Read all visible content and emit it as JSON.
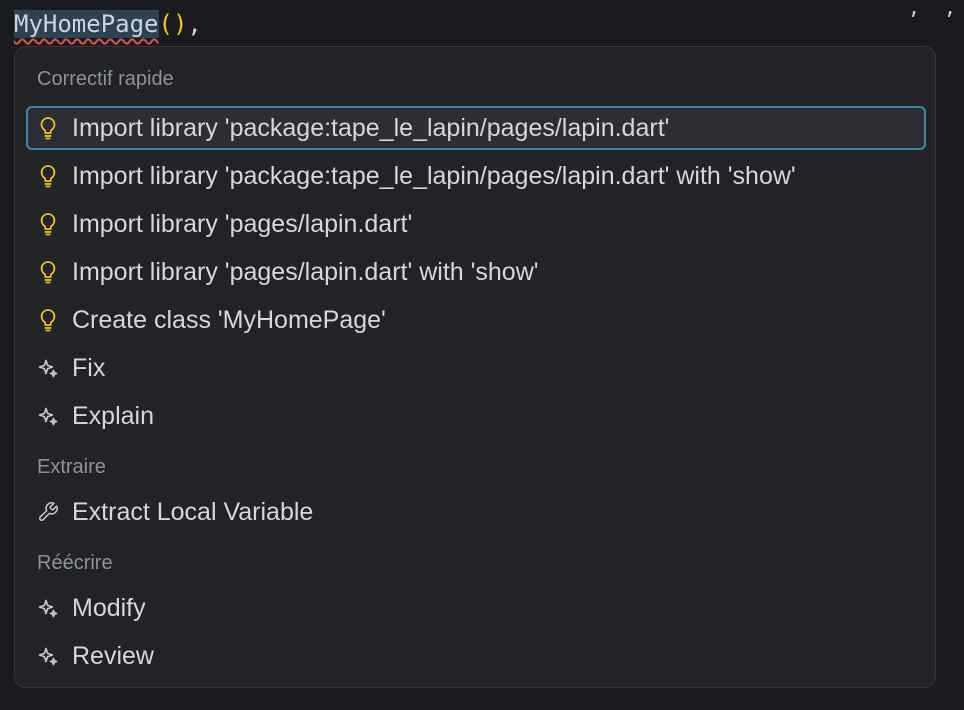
{
  "editor": {
    "identifier": "MyHomePage",
    "parens": "()",
    "comma": ","
  },
  "menu": {
    "sections": [
      {
        "title": "Correctif rapide"
      },
      {
        "title": "Extraire"
      },
      {
        "title": "Réécrire"
      }
    ],
    "items": [
      {
        "label": "Import library 'package:tape_le_lapin/pages/lapin.dart'",
        "icon": "lightbulb-icon"
      },
      {
        "label": "Import library 'package:tape_le_lapin/pages/lapin.dart' with 'show'",
        "icon": "lightbulb-icon"
      },
      {
        "label": "Import library 'pages/lapin.dart'",
        "icon": "lightbulb-icon"
      },
      {
        "label": "Import library 'pages/lapin.dart' with 'show'",
        "icon": "lightbulb-icon"
      },
      {
        "label": "Create class 'MyHomePage'",
        "icon": "lightbulb-icon"
      },
      {
        "label": "Fix",
        "icon": "sparkle-icon"
      },
      {
        "label": "Explain",
        "icon": "sparkle-icon"
      },
      {
        "label": "Extract Local Variable",
        "icon": "wrench-icon"
      },
      {
        "label": "Modify",
        "icon": "sparkle-icon"
      },
      {
        "label": "Review",
        "icon": "sparkle-icon"
      }
    ]
  },
  "colors": {
    "background": "#1a1b1e",
    "menu_background": "#222326",
    "selection_border": "#3f86ad",
    "lightbulb": "#f0c419"
  }
}
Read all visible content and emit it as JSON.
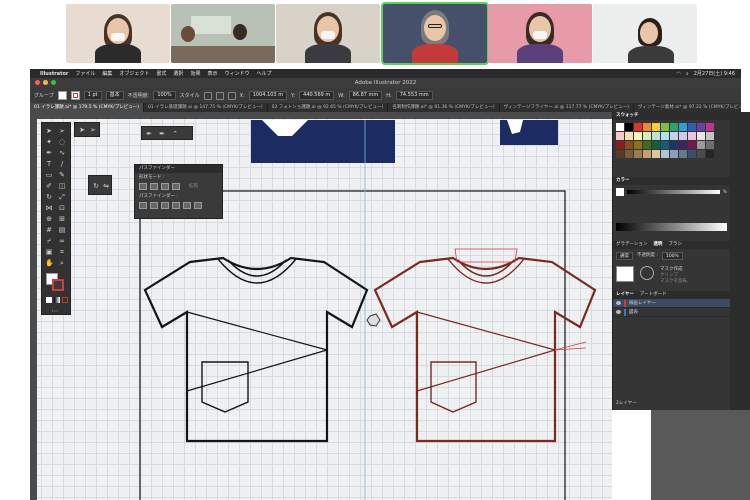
{
  "menubar": {
    "app": "Illustrator",
    "items": [
      "ファイル",
      "編集",
      "オブジェクト",
      "書式",
      "選択",
      "効果",
      "表示",
      "ウィンドウ",
      "ヘルプ"
    ],
    "datetime": "2月27日(土) 9:46"
  },
  "window": {
    "title": "Adobe Illustrator 2022"
  },
  "controlbar": {
    "selection_label": "グループ",
    "stroke_weight": "1 pt",
    "stroke_profile": "基本",
    "opacity_label": "不透明度:",
    "opacity_value": "100%",
    "style_label": "スタイル",
    "x_label": "X:",
    "x_value": "1004.103 m",
    "y_label": "Y:",
    "y_value": "440.569 m",
    "w_label": "W:",
    "w_value": "86.87 mm",
    "h_label": "H:",
    "h_value": "74.553 mm"
  },
  "tabs": [
    "01 イラレ課題.ai* @ 179.5 % (CMYK/プレビュー)",
    "01 イラレ基礎課題.ai @ 147.75 % (CMYK/プレビュー)",
    "02 フォトショ課題.ai @ 92.65 % (CMYK/プレビュー)",
    "名刺制作課題.ai* @ 61.36 % (CMYK/プレビュー)",
    "ヴィンテージフライヤー.ai @ 117.77 % (CMYK/プレビュー)",
    "ヴィンテージ素材.ai* @ 97.22 % (CMYK/プレビュー)"
  ],
  "pathfinder": {
    "title": "パスファインダー",
    "shape_modes": "形状モード :",
    "expand": "拡張",
    "pathfinders": "パスファインダー :"
  },
  "dock": {
    "swatches_title": "スウォッチ",
    "color_title": "カラー",
    "color_percent": "%",
    "gradient_tab": "グラデーション",
    "transparency_tab": "透明",
    "brush_tab": "ブラシ",
    "blend_mode": "通常",
    "opacity_label": "不透明度 :",
    "opacity_value": "100%",
    "mask_button": "マスク作成",
    "clip_label": "クリップ",
    "invert_label": "マスクを反転",
    "layers_tab": "レイヤー",
    "artboards_tab": "アートボード",
    "layers": [
      "線画レイヤー",
      "図表"
    ],
    "layer_count": "2レイヤー"
  },
  "colors": {
    "accent_active": "#5ad25a",
    "line_black": "#141414",
    "line_dark_red": "#7a2a22",
    "selection_red": "#d23c3c",
    "navy": "#1d2b63"
  }
}
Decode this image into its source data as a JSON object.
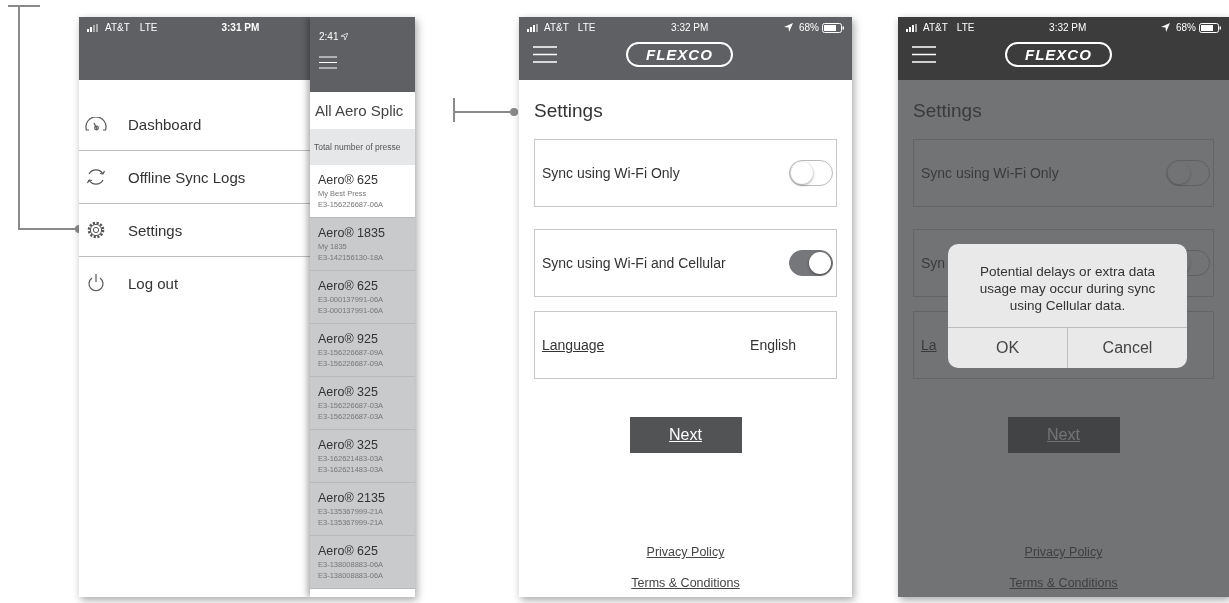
{
  "screens": [
    {
      "kind": "menu",
      "status": {
        "carrier": "AT&T",
        "network": "LTE",
        "time": "3:31 PM"
      },
      "menu": [
        {
          "label": "Dashboard"
        },
        {
          "label": "Offline Sync Logs"
        },
        {
          "label": "Settings"
        },
        {
          "label": "Log out"
        }
      ],
      "panel": {
        "time": "2:41",
        "title": "All Aero Splic",
        "summary": "Total number of presse",
        "items": [
          {
            "name": "Aero® 625",
            "lines": [
              "My Best Press",
              "E3-156226687-06A"
            ],
            "selected": true
          },
          {
            "name": "Aero® 1835",
            "lines": [
              "My 1835",
              "E3-142156130-18A"
            ],
            "selected": false
          },
          {
            "name": "Aero® 625",
            "lines": [
              "E3-000137991-06A",
              "E3-000137991-06A"
            ],
            "selected": false
          },
          {
            "name": "Aero® 925",
            "lines": [
              "E3-156226687-09A",
              "E3-156226687-09A"
            ],
            "selected": false
          },
          {
            "name": "Aero® 325",
            "lines": [
              "E3-156226687-03A",
              "E3-156226687-03A"
            ],
            "selected": false
          },
          {
            "name": "Aero® 325",
            "lines": [
              "E3-162621483-03A",
              "E3-162621483-03A"
            ],
            "selected": false
          },
          {
            "name": "Aero® 2135",
            "lines": [
              "E3-135367999-21A",
              "E3-135367999-21A"
            ],
            "selected": false
          },
          {
            "name": "Aero® 625",
            "lines": [
              "E3-138008883-06A",
              "E3-138008883-06A"
            ],
            "selected": false
          }
        ]
      }
    },
    {
      "kind": "settings",
      "status": {
        "carrier": "AT&T",
        "network": "LTE",
        "time": "3:32 PM",
        "battery": "68%"
      },
      "logo": "FLEXCO",
      "title": "Settings",
      "rows": [
        {
          "kind": "toggle",
          "label": "Sync using Wi-Fi Only",
          "on": false
        },
        {
          "kind": "toggle",
          "label": "Sync using Wi-Fi and Cellular",
          "on": true
        },
        {
          "kind": "link",
          "label": "Language",
          "value": "English"
        }
      ],
      "button": "Next",
      "links": [
        "Privacy Policy",
        "Terms & Conditions"
      ]
    },
    {
      "kind": "settings",
      "status": {
        "carrier": "AT&T",
        "network": "LTE",
        "time": "3:32 PM",
        "battery": "68%"
      },
      "logo": "FLEXCO",
      "title": "Settings",
      "rows": [
        {
          "kind": "toggle",
          "label": "Sync using Wi-Fi Only",
          "on": false
        },
        {
          "kind": "toggle",
          "label": "Syn",
          "on": false
        },
        {
          "kind": "link",
          "label": "La"
        }
      ],
      "button": "Next",
      "links": [
        "Privacy Policy",
        "Terms & Conditions"
      ],
      "dialog": {
        "message": "Potential delays or extra data usage may occur during sync using Cellular data.",
        "buttons": [
          "OK",
          "Cancel"
        ]
      }
    }
  ]
}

* _TASK BRIEF_
Pull every line containing the word "show" out of the entries above.

* _OUTPUT FOR THIS EXERCISE_
        "label": "Import library 'package:tape_le_lapin/pages/lapin.dart' with 'show'",
        "label": "Import library 'pages/lapin.dart' with 'show'",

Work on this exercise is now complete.